Directions for this task: Transcribe the entries below exactly; leave every image out.

The records:

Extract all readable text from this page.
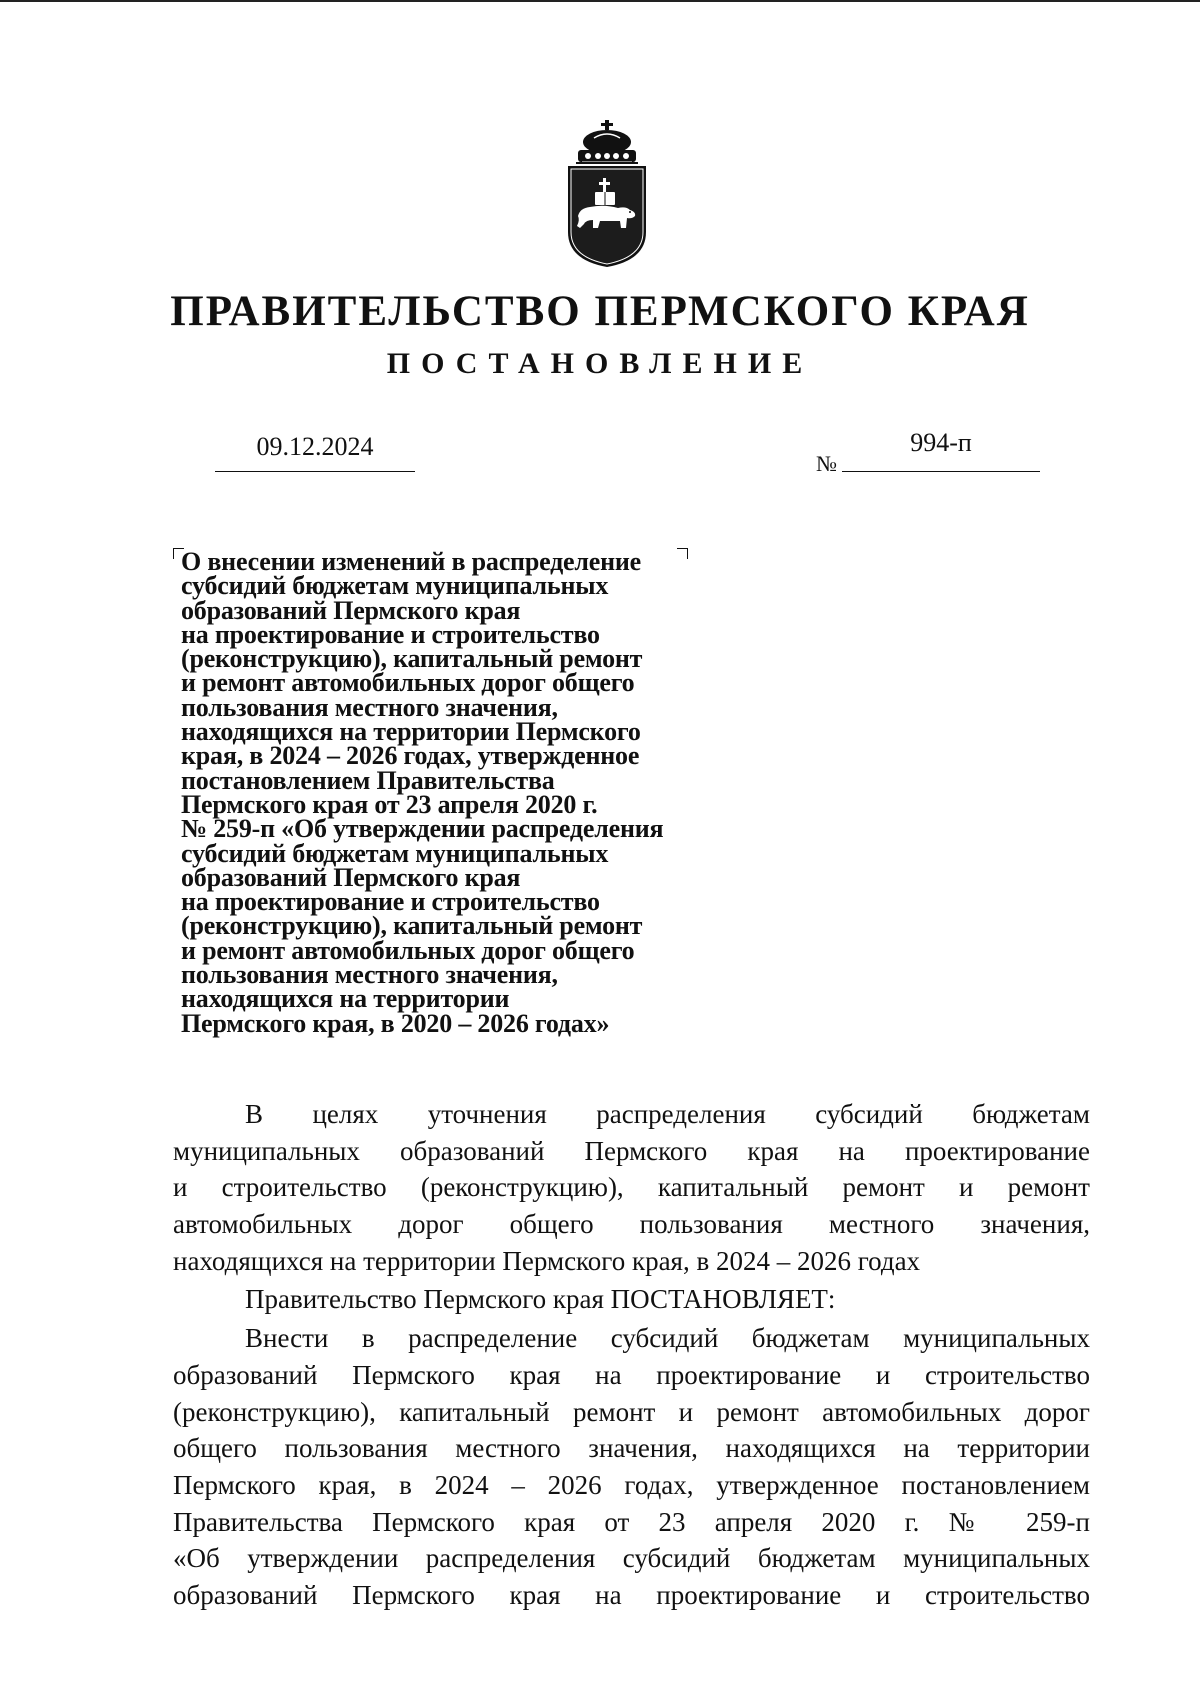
ПРАВИТЕЛЬСТВО ПЕРМСКОГО КРАЯ
ПОСТАНОВЛЕНИЕ
09.12.2024
№
994-п
О внесении изменений в распределение
субсидий бюджетам муниципальных
образований Пермского края
на проектирование и строительство
(реконструкцию), капитальный ремонт
и ремонт автомобильных дорог общего
пользования местного значения,
находящихся на территории Пермского
края, в 2024 – 2026 годах, утвержденное
постановлением Правительства
Пермского края от 23 апреля 2020 г.
№ 259-п «Об утверждении распределения
субсидий бюджетам муниципальных
образований Пермского края
на проектирование и строительство
(реконструкцию), капитальный ремонт
и ремонт автомобильных дорог общего
пользования местного значения,
находящихся на территории
Пермского края, в 2020 – 2026 годах»
В целях уточнения распределения субсидий бюджетам
муниципальных образований Пермского края на проектирование
и строительство (реконструкцию), капитальный ремонт и ремонт
автомобильных дорог общего пользования местного значения,
находящихся на территории Пермского края, в 2024 – 2026 годах
Правительство Пермского края ПОСТАНОВЛЯЕТ:
Внести в распределение субсидий бюджетам муниципальных
образований Пермского края на проектирование и строительство
(реконструкцию), капитальный ремонт и ремонт автомобильных дорог
общего пользования местного значения, находящихся на территории
Пермского края, в 2024 – 2026 годах, утвержденное постановлением
Правительства Пермского края от 23 апреля 2020 г. № 259-п
«Об утверждении распределения субсидий бюджетам муниципальных
образований Пермского края на проектирование и строительство
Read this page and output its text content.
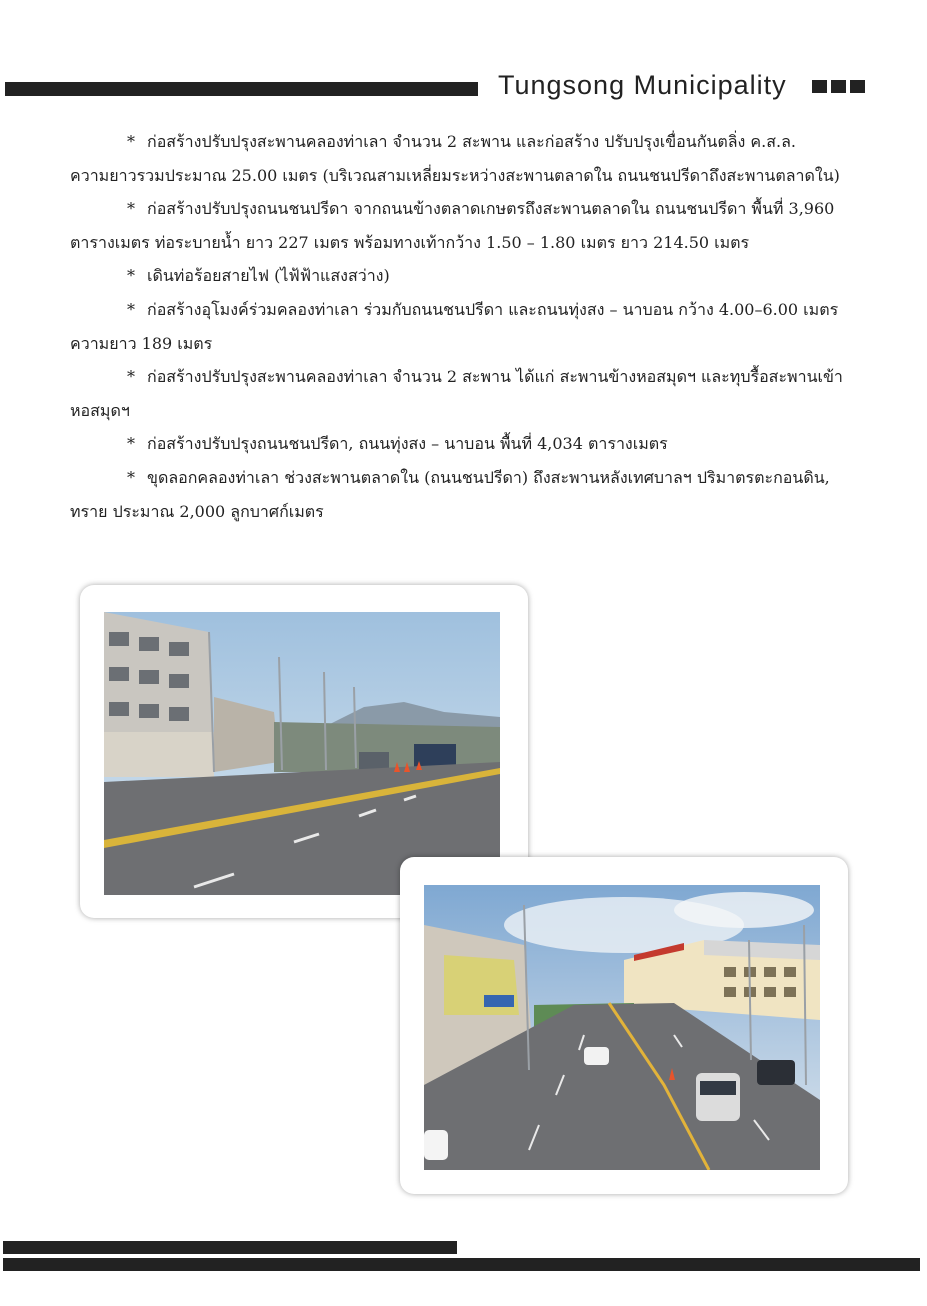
Tungsong Municipality

* ก่อสร้างปรับปรุงสะพานคลองท่าเลา จำนวน 2 สะพาน และก่อสร้าง ปรับปรุงเขื่อนกันตลิ่ง ค.ส.ล.
ความยาวรวมประมาณ 25.00 เมตร (บริเวณสามเหลี่ยมระหว่างสะพานตลาดใน ถนนชนปรีดาถึงสะพานตลาดใน)

* ก่อสร้างปรับปรุงถนนชนปรีดา จากถนนข้างตลาดเกษตรถึงสะพานตลาดใน ถนนชนปรีดา พื้นที่ 3,960
ตารางเมตร ท่อระบายน้ำ ยาว 227 เมตร พร้อมทางเท้ากว้าง 1.50 – 1.80 เมตร ยาว 214.50 เมตร

* เดินท่อร้อยสายไฟ (ไฟ้ฟ้าแสงสว่าง)

* ก่อสร้างอุโมงค์ร่วมคลองท่าเลา ร่วมกับถนนชนปรีดา และถนนทุ่งสง – นาบอน กว้าง 4.00–6.00 เมตร
ความยาว 189 เมตร

* ก่อสร้างปรับปรุงสะพานคลองท่าเลา จำนวน 2 สะพาน ได้แก่ สะพานข้างหอสมุดฯ และทุบรื้อสะพานเข้า
หอสมุดฯ

* ก่อสร้างปรับปรุงถนนชนปรีดา, ถนนทุ่งสง – นาบอน พื้นที่ 4,034 ตารางเมตร

* ขุดลอกคลองท่าเลา ช่วงสะพานตลาดใน (ถนนชนปรีดา) ถึงสะพานหลังเทศบาลฯ ปริมาตรตะกอนดิน,
ทราย ประมาณ 2,000 ลูกบาศก์เมตร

Solution:
Extract all readable text from this page.
ПРАВИТЕЛЬСТВО ПЕРМСКОГО КРАЯ
ПОСТАНОВЛЕНИЕ
09.12.2024
№
994-п
О внесении изменений в распределение
субсидий бюджетам муниципальных
образований Пермского края
на проектирование и строительство
(реконструкцию), капитальный ремонт
и ремонт автомобильных дорог общего
пользования местного значения,
находящихся на территории Пермского
края, в 2024 – 2026 годах, утвержденное
постановлением Правительства
Пермского края от 23 апреля 2020 г.
№ 259-п «Об утверждении распределения
субсидий бюджетам муниципальных
образований Пермского края
на проектирование и строительство
(реконструкцию), капитальный ремонт
и ремонт автомобильных дорог общего
пользования местного значения,
находящихся на территории
Пермского края, в 2020 – 2026 годах»
В целях уточнения распределения субсидий бюджетам
муниципальных образований Пермского края на проектирование
и строительство (реконструкцию), капитальный ремонт и ремонт
автомобильных дорог общего пользования местного значения,
находящихся на территории Пермского края, в 2024 – 2026 годах
Правительство Пермского края ПОСТАНОВЛЯЕТ:
Внести в распределение субсидий бюджетам муниципальных
образований Пермского края на проектирование и строительство
(реконструкцию), капитальный ремонт и ремонт автомобильных дорог
общего пользования местного значения, находящихся на территории
Пермского края, в 2024 – 2026 годах, утвержденное постановлением
Правительства Пермского края от 23 апреля 2020 г. № 259-п
«Об утверждении распределения субсидий бюджетам муниципальных
образований Пермского края на проектирование и строительство
Read this page and output its text content.
Tungsong Municipality

* ก่อสร้างปรับปรุงสะพานคลองท่าเลา จำนวน 2 สะพาน และก่อสร้าง ปรับปรุงเขื่อนกันตลิ่ง ค.ส.ล.
ความยาวรวมประมาณ 25.00 เมตร (บริเวณสามเหลี่ยมระหว่างสะพานตลาดใน ถนนชนปรีดาถึงสะพานตลาดใน)

* ก่อสร้างปรับปรุงถนนชนปรีดา จากถนนข้างตลาดเกษตรถึงสะพานตลาดใน ถนนชนปรีดา พื้นที่ 3,960
ตารางเมตร ท่อระบายน้ำ ยาว 227 เมตร พร้อมทางเท้ากว้าง 1.50 – 1.80 เมตร ยาว 214.50 เมตร

* เดินท่อร้อยสายไฟ (ไฟ้ฟ้าแสงสว่าง)

* ก่อสร้างอุโมงค์ร่วมคลองท่าเลา ร่วมกับถนนชนปรีดา และถนนทุ่งสง – นาบอน กว้าง 4.00–6.00 เมตร
ความยาว 189 เมตร

* ก่อสร้างปรับปรุงสะพานคลองท่าเลา จำนวน 2 สะพาน ได้แก่ สะพานข้างหอสมุดฯ และทุบรื้อสะพานเข้า
หอสมุดฯ

* ก่อสร้างปรับปรุงถนนชนปรีดา, ถนนทุ่งสง – นาบอน พื้นที่ 4,034 ตารางเมตร

* ขุดลอกคลองท่าเลา ช่วงสะพานตลาดใน (ถนนชนปรีดา) ถึงสะพานหลังเทศบาลฯ ปริมาตรตะกอนดิน,
ทราย ประมาณ 2,000 ลูกบาศก์เมตร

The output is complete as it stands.